╔══
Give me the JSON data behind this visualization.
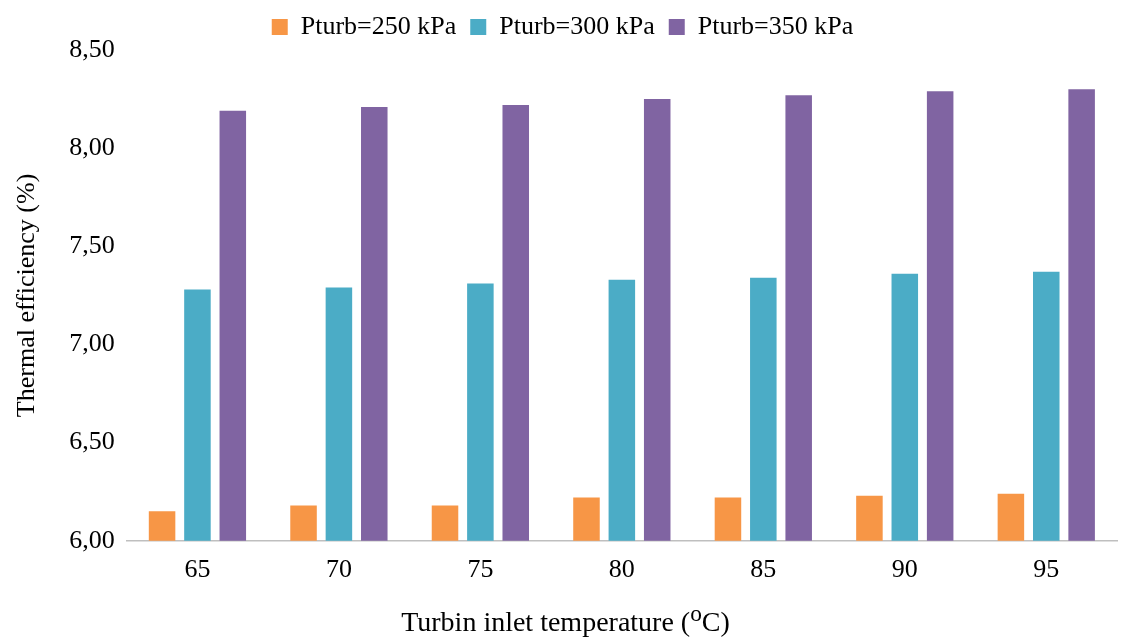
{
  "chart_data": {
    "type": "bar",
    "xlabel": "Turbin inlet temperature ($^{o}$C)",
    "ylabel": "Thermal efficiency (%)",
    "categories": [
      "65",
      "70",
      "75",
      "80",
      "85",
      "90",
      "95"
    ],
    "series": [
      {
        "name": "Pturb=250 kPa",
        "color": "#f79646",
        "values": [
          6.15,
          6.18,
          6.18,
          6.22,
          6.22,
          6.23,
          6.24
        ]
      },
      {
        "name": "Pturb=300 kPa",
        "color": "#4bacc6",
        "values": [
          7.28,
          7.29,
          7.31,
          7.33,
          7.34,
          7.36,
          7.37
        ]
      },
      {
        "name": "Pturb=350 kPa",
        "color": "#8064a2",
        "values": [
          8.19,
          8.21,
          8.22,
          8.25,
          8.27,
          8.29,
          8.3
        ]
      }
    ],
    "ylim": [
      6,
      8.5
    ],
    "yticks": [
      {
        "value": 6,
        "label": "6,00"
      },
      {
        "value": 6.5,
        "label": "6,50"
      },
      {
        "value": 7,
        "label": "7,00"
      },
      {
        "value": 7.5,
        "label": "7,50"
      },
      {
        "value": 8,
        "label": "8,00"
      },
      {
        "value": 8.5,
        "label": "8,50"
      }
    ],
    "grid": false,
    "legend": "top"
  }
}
╚══
What you will do: Repeat the data exactly, dropping every picture it holds.

Solution for this problem:
Give me the JSON data behind this visualization.
{
  "chart_data": {
    "type": "bar",
    "xlabel": "Turbin inlet temperature ($^{o}$C)",
    "ylabel": "Thermal efficiency (%)",
    "categories": [
      "65",
      "70",
      "75",
      "80",
      "85",
      "90",
      "95"
    ],
    "series": [
      {
        "name": "Pturb=250 kPa",
        "color": "#f79646",
        "values": [
          6.15,
          6.18,
          6.18,
          6.22,
          6.22,
          6.23,
          6.24
        ]
      },
      {
        "name": "Pturb=300 kPa",
        "color": "#4bacc6",
        "values": [
          7.28,
          7.29,
          7.31,
          7.33,
          7.34,
          7.36,
          7.37
        ]
      },
      {
        "name": "Pturb=350 kPa",
        "color": "#8064a2",
        "values": [
          8.19,
          8.21,
          8.22,
          8.25,
          8.27,
          8.29,
          8.3
        ]
      }
    ],
    "ylim": [
      6,
      8.5
    ],
    "yticks": [
      {
        "value": 6,
        "label": "6,00"
      },
      {
        "value": 6.5,
        "label": "6,50"
      },
      {
        "value": 7,
        "label": "7,00"
      },
      {
        "value": 7.5,
        "label": "7,50"
      },
      {
        "value": 8,
        "label": "8,00"
      },
      {
        "value": 8.5,
        "label": "8,50"
      }
    ],
    "grid": false,
    "legend": "top"
  }
}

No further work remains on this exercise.